» Given problem: Scan the material below for the string "title", and copy every line where it shows up.

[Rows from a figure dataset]

- - -

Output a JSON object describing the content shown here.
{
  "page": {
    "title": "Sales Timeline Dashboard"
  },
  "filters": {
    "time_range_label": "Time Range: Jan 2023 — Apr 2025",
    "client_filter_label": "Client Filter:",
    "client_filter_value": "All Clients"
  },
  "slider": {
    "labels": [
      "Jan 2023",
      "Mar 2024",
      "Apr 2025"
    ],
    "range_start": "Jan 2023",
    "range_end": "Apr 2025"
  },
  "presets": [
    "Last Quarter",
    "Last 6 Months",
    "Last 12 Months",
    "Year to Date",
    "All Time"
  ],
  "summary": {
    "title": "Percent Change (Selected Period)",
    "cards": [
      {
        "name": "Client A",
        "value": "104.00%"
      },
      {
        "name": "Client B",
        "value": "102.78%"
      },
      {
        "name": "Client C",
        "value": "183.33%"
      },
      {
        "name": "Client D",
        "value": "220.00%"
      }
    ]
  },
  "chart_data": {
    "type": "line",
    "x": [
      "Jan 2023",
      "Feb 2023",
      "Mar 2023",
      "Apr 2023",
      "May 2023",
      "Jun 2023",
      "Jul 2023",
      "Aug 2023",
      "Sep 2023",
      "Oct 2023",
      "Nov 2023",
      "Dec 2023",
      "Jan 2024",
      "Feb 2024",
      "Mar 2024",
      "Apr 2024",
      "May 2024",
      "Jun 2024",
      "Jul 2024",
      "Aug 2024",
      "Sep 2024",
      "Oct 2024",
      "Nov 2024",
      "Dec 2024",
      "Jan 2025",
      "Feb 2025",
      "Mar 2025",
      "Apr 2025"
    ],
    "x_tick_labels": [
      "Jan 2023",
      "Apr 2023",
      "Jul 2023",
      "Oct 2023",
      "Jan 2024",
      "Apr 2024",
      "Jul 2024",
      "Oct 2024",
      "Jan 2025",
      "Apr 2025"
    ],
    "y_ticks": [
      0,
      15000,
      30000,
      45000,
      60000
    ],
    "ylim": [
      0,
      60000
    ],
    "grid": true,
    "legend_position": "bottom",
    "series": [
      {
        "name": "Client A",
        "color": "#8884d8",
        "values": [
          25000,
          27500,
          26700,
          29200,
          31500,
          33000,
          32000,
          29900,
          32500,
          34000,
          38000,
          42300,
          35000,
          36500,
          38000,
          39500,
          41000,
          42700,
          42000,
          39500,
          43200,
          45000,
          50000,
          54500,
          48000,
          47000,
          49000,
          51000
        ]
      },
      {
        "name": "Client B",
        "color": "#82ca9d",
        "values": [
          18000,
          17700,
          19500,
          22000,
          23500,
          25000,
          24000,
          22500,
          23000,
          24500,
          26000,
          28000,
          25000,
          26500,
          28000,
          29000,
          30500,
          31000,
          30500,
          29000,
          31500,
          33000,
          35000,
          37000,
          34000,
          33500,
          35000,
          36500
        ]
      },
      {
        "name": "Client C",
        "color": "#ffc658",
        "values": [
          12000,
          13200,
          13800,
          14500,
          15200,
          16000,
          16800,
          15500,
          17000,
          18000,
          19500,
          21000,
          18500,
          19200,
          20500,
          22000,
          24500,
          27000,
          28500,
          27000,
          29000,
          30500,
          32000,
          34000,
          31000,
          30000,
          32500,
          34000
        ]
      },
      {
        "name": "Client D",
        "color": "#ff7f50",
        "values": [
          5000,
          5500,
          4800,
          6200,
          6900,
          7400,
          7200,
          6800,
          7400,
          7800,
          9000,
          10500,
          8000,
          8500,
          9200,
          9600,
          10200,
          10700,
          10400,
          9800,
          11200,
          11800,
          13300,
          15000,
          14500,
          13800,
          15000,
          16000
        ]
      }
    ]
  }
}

- - -

» Reply to the exercise:
    "title": "Sales Timeline Dashboard"
    "title": "Percent Change (Selected Period)",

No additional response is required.